* What this task involves
Where does the string "cellulofa" appear in the records? Copy every line that contains it.

* Material to process

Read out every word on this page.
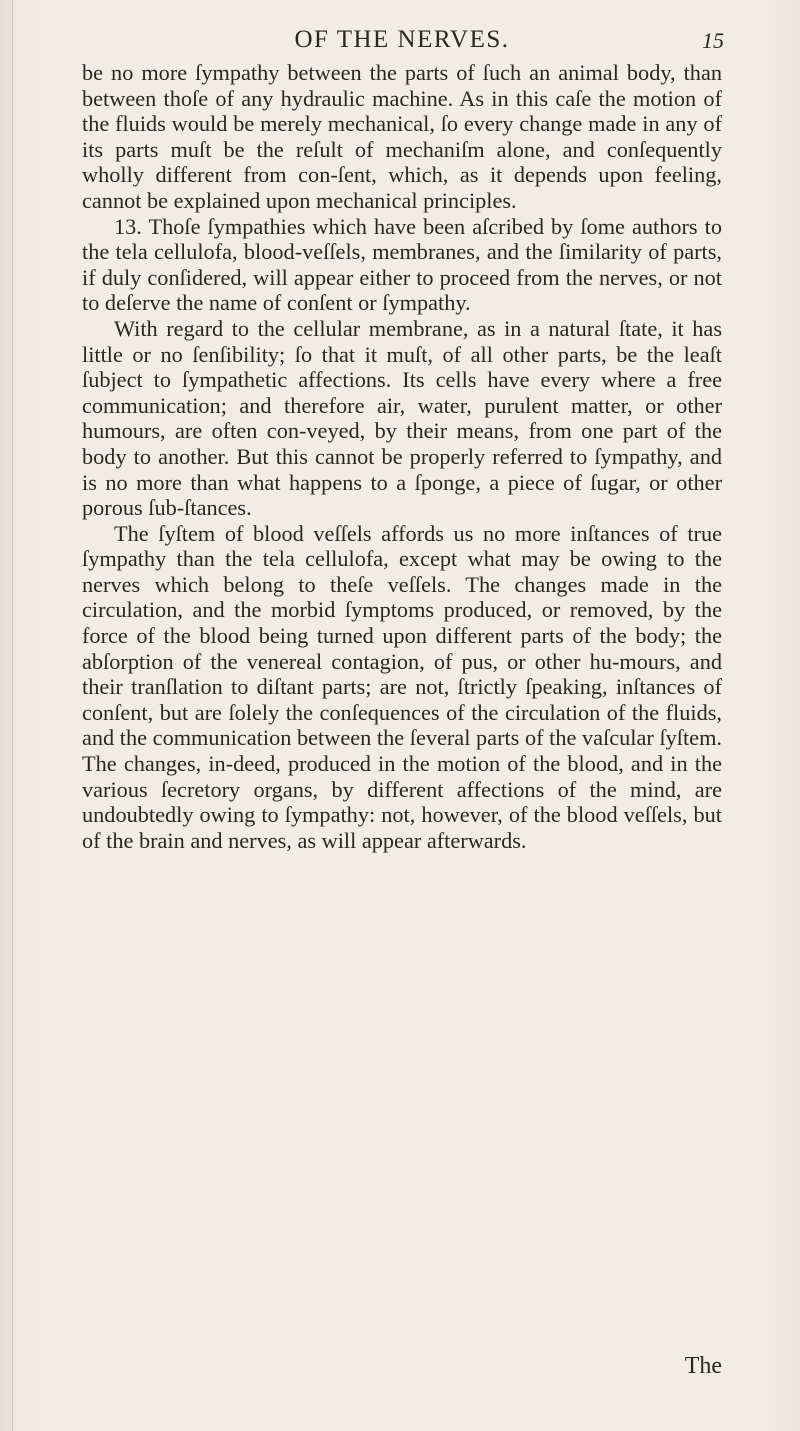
OF THE NERVES.	15

be no more ſympathy between the parts of ſuch an animal body, than between thoſe of any hydraulic machine. As in this caſe the motion of the fluids would be merely mechanical, ſo every change made in any of its parts muſt be the reſult of mechaniſm alone, and conſequently wholly different from con-ſent, which, as it depends upon feeling, cannot be explained upon mechanical principles.

13. Thoſe ſympathies which have been aſcribed by ſome authors to the tela cellulofa, blood-veſſels, membranes, and the ſimilarity of parts, if duly conſidered, will appear either to proceed from the nerves, or not to deſerve the name of conſent or ſympathy.

With regard to the cellular membrane, as in a natural ſtate, it has little or no ſenſibility; ſo that it muſt, of all other parts, be the leaſt ſubject to ſympathetic affections. Its cells have every where a free communication; and therefore air, water, purulent matter, or other humours, are often con-veyed, by their means, from one part of the body to another. But this cannot be properly referred to ſympathy, and is no more than what happens to a ſponge, a piece of ſugar, or other porous ſub-ſtances.

The ſyſtem of blood veſſels affords us no more inſtances of true ſympathy than the tela cellulofa, except what may be owing to the nerves which belong to theſe veſſels. The changes made in the circulation, and the morbid ſymptoms produced, or removed, by the force of the blood being turned upon different parts of the body; the abſorption of the venereal contagion, of pus, or other hu-mours, and their tranſlation to diſtant parts; are not, ſtrictly ſpeaking, inſtances of conſent, but are ſolely the conſequences of the circulation of the fluids, and the communication between the ſeveral parts of the vaſcular ſyſtem. The changes, in-deed, produced in the motion of the blood, and in the various ſecretory organs, by different affections of the mind, are undoubtedly owing to ſympathy: not, however, of the blood veſſels, but of the brain and nerves, as will appear afterwards.

The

* Exercise response
13. Thoſe ſympathies which have been aſcribed by ſome authors to the tela cellulofa, blood-veſſels, membranes, and the ſimilarity of parts, if duly conſidered, will appear either to proceed from the nerves, or not to deſerve the name of conſent or ſympathy.
The ſyſtem of blood veſſels affords us no more inſtances of true ſympathy than the tela cellulofa, except what may be owing to the nerves which belong to theſe veſſels. The changes made in the circulation, and the morbid ſymptoms produced, or removed, by the force of the blood being turned upon different parts of the body; the abſorption of the venereal contagion, of pus, or other hu-mours, and their tranſlation to diſtant parts; are not, ſtrictly ſpeaking, inſtances of conſent, but are ſolely the conſequences of the circulation of the fluids, and the communication between the ſeveral parts of the vaſcular ſyſtem. The changes, in-deed, produced in the motion of the blood, and in the various ſecretory organs, by different affections of the mind, are undoubtedly owing to ſympathy: not, however, of the blood veſſels, but of the brain and nerves, as will appear afterwards.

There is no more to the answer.